#### Task description:
Using the data below, copy every line that contains the word "name".

#### Exercise data:

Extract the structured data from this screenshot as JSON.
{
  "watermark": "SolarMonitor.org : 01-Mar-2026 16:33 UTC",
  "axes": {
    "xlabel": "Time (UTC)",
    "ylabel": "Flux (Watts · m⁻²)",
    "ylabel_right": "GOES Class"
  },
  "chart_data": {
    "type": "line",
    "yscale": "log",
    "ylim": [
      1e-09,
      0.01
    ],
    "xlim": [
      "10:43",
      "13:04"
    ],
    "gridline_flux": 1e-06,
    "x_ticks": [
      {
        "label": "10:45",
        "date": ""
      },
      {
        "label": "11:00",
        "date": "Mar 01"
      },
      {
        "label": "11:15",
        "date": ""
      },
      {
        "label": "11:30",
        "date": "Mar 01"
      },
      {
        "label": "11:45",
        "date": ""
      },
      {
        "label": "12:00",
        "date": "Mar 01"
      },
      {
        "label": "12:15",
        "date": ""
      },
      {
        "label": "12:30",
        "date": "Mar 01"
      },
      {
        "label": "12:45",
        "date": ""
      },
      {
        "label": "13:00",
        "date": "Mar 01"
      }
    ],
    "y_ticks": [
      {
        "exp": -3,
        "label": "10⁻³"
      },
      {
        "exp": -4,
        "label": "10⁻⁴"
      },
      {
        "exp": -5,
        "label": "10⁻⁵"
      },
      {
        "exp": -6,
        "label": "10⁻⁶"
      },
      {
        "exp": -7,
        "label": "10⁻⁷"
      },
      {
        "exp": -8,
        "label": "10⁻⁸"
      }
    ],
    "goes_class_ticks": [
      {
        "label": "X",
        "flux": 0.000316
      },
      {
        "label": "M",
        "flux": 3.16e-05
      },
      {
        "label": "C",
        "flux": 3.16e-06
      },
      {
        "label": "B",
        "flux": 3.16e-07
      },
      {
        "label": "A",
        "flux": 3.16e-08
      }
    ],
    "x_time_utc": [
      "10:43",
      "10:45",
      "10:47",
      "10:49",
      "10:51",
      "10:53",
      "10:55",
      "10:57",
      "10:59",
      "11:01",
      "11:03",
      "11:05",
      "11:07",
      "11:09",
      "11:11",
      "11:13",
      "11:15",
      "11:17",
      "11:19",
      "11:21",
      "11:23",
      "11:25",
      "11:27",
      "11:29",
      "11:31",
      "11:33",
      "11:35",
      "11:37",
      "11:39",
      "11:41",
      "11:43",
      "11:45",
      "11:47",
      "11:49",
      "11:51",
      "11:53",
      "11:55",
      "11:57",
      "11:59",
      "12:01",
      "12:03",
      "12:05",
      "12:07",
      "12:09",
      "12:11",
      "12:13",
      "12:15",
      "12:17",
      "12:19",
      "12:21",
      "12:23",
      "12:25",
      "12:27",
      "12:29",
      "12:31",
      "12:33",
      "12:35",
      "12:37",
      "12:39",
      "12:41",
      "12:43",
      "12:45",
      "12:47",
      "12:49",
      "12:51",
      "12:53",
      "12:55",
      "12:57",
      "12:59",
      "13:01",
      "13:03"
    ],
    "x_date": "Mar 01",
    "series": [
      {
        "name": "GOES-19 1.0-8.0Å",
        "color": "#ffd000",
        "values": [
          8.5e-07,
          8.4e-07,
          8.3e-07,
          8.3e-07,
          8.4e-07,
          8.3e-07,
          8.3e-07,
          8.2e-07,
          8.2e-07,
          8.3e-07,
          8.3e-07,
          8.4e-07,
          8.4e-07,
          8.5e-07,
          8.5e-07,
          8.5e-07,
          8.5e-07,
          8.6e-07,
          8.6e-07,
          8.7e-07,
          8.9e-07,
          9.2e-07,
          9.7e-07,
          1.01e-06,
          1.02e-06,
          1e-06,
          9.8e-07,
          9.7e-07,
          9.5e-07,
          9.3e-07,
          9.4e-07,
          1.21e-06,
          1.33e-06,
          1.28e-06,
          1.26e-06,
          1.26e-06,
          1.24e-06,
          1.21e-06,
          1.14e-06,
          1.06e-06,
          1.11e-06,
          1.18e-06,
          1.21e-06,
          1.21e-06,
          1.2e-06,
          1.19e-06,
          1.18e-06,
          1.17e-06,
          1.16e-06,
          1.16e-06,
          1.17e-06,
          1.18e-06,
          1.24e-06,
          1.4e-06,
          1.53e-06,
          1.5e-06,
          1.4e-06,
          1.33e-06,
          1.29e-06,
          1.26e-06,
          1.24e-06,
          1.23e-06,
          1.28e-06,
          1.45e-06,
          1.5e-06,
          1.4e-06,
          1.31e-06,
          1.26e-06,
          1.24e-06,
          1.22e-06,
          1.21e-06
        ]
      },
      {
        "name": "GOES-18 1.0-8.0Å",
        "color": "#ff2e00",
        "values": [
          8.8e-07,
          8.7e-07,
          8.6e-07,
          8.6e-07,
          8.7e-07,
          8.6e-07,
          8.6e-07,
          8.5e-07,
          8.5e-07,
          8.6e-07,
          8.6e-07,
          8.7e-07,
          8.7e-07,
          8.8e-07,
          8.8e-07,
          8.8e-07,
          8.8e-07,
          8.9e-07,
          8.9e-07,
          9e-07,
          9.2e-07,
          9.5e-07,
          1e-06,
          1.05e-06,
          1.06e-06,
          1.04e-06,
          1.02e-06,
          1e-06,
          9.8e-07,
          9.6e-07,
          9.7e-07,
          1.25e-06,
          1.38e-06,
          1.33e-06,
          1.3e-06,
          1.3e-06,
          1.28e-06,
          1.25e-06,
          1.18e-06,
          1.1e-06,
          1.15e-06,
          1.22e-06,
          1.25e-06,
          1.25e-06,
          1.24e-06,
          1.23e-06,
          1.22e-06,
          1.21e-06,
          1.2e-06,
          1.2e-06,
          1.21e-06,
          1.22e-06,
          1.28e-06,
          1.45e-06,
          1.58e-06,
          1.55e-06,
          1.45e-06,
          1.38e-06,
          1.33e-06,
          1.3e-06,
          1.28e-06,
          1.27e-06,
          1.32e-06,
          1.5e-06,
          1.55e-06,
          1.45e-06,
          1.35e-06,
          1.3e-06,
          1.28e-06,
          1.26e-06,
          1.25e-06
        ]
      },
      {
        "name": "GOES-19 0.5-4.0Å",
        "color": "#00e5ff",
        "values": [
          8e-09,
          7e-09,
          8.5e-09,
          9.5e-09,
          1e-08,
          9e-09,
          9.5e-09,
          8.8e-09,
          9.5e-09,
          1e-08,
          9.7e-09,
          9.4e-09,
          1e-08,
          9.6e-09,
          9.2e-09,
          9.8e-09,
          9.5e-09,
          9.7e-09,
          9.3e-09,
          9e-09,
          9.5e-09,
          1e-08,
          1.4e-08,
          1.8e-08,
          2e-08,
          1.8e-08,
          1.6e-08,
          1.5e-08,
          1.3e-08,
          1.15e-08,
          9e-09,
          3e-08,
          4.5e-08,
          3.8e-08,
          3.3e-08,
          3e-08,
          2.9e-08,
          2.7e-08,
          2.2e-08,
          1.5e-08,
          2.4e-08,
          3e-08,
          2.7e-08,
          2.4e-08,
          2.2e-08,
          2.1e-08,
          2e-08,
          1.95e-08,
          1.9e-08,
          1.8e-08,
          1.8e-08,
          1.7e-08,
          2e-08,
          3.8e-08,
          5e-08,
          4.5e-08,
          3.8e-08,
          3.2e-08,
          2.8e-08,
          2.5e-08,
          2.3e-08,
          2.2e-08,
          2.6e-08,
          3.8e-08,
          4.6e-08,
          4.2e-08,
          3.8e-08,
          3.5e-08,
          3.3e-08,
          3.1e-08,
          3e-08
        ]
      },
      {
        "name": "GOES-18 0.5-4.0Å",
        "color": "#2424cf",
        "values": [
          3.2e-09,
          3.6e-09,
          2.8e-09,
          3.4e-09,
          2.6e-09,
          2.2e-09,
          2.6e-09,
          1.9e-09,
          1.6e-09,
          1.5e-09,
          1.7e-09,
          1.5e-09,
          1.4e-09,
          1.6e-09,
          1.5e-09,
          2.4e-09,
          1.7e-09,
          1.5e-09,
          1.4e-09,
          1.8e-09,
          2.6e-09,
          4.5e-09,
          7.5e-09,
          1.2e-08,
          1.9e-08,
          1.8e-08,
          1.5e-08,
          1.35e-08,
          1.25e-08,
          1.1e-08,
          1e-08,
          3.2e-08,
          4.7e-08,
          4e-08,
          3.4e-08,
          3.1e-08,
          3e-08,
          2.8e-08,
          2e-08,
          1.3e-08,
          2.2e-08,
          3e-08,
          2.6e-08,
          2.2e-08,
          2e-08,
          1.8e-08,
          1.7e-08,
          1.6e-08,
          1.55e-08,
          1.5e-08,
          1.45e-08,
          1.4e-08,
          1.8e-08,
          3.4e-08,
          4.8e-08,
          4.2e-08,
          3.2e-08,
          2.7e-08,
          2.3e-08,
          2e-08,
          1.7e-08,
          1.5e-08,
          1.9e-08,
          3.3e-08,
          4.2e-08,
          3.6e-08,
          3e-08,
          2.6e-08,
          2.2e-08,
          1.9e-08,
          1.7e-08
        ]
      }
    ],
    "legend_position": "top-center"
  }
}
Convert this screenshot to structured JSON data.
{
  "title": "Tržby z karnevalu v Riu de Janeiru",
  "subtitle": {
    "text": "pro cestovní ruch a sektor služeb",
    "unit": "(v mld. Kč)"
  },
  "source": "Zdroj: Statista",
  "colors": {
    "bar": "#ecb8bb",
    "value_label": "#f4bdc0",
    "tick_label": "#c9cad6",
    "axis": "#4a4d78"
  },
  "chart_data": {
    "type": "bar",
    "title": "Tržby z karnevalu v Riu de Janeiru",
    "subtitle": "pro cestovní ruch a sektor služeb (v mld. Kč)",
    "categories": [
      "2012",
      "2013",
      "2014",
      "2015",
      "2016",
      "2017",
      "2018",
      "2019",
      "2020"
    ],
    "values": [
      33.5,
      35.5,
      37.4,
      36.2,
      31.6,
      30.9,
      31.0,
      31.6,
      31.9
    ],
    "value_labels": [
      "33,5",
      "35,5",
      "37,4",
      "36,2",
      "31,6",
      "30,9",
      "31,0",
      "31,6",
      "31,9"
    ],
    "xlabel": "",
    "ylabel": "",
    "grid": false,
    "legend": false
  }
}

#### Correct answer:
        "name": "GOES-19 1.0-8.0Å",
        "name": "GOES-18 1.0-8.0Å",
        "name": "GOES-19 0.5-4.0Å",
        "name": "GOES-18 0.5-4.0Å",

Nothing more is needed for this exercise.